Parla lo psichiatra Eugenio Borgna: «Le emozioni più profonde dell’uomo oggi sono travolte dalla fretta e dal cinismo»
di Marina Corradi
Lo psichiatra e scrittore Eugenio Borgna dedica il suo ultimo saggio (Le emozioni ferite, Feltrinelli) alle emozioni. Che sono, scrive, «anche portatrici di conoscenza: di una conoscenza che ci trascina nel cuore di esperienze di vita irraggiungibili dalla conoscenza razionale». Già questa chiave, di una conoscenza attingibile al di fuori della pura razionalità, colpisce.
Ma, professore, perché le emozioni di cui lei parla sono «ferite»?
«Perché – spiega Borgna – le emozioni più profonde e luminose dell’uomo oggi rischiano di essere travolte dalla fretta e dal cinismo. Fanno “perdere tempo”, non sono produttive, interrompono quella macchina micidiale per cui bisogna “realizzare”, senza fermarsi a riflettere. Emozioni ferite sono spesso quelle dei più giovani, bruciate dal cinismo che colpisce chi voglia uscire dagli argini della razionalità tacitamente imposti dagli adulti».
Occorre dare voce alle emozioni interiori. Lei scrive che le parole tuttavia possono essere «soglie pietrificate » oppure «scialuppe» che salvano. Quando e quali parole sono strumento di salvezza?
«Ci sono parole che affollano le nostre giornate, ma esprimono unicamente le nostre individuali istanze, e diventano solo cascate di rumore. Le parole creative invece sono quelle che nascono in noi dall’urgenza di dire ciò che siamo, dentro a una relazione: e dunque parole tese all’altro. Parola che salva è solo quella che tende all’altro. Solo questo accento divide le parole terrificate da quelle che liberano. Poi, per fondare una relazione autentica, la relazione deve essere il più possibile simmetrica. La asimmetria fra il dolore e la gioia in chi parla e in chi ascolta va resa meno aspra nel com-patire, nel condividere la sofferenza».

• _DATI GREZZI_

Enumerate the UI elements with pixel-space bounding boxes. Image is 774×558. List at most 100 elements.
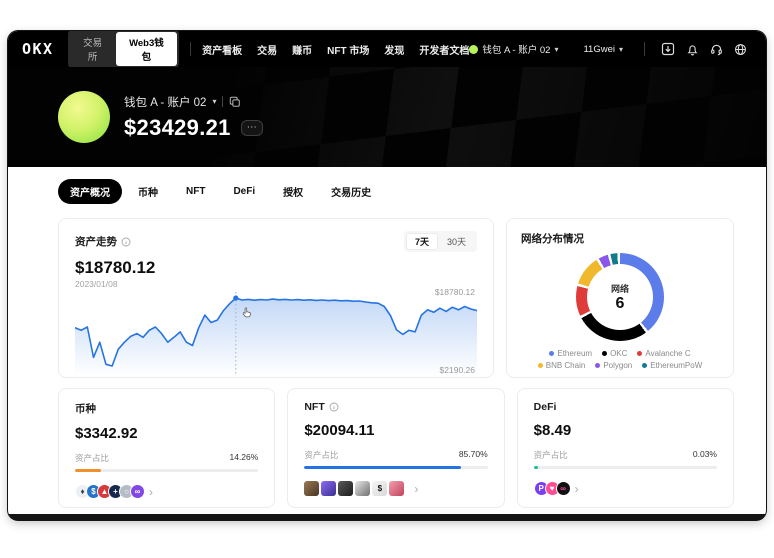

• _CONSEGNA A_
Riassuma l'estratto selezionato in due frasi.
• _CONSEGNA B_
Secondo l'estratto selezionato, quale editore ha pubblicato il saggio Le emozioni ferite?
• _CONSEGNA C_
Trascriva fedelmente il passo dell'estratto selezionato che comincia con "Ma, professore, perché" e prosegue fino a "strumento di salvezza?".

• _SOLUZIONE PROPOSTA A_
Nel suo ultimo saggio, Le emozioni ferite, lo psichiatra Eugenio Borgna sostiene che le emozioni sono anche portatrici di conoscenza e che oggi le più profonde rischiano di essere travolte dalla fretta e dal cinismo. Per Borgna solo la parola che tende all'altro salva, e una relazione autentica deve essere il più possibile simmetrica.

• _SOLUZIONE PROPOSTA B_
Feltrinelli.

• _SOLUZIONE PROPOSTA C_
Ma, professore, perché le emozioni di cui lei parla sono «ferite»?
«Perché – spiega Borgna – le emozioni più profonde e luminose dell’uomo oggi rischiano di essere travolte dalla fretta e dal cinismo. Fanno “perdere tempo”, non sono produttive, interrompono quella macchina micidiale per cui bisogna “realizzare”, senza fermarsi a riflettere. Emozioni ferite sono spesso quelle dei più giovani, bruciate dal cinismo che colpisce chi voglia uscire dagli argini della razionalità tacitamente imposti dagli adulti».
Occorre dare voce alle emozioni interiori. Lei scrive che le parole tuttavia possono essere «soglie pietrificate » oppure «scialuppe» che salvano. Quando e quali parole sono strumento di salvezza?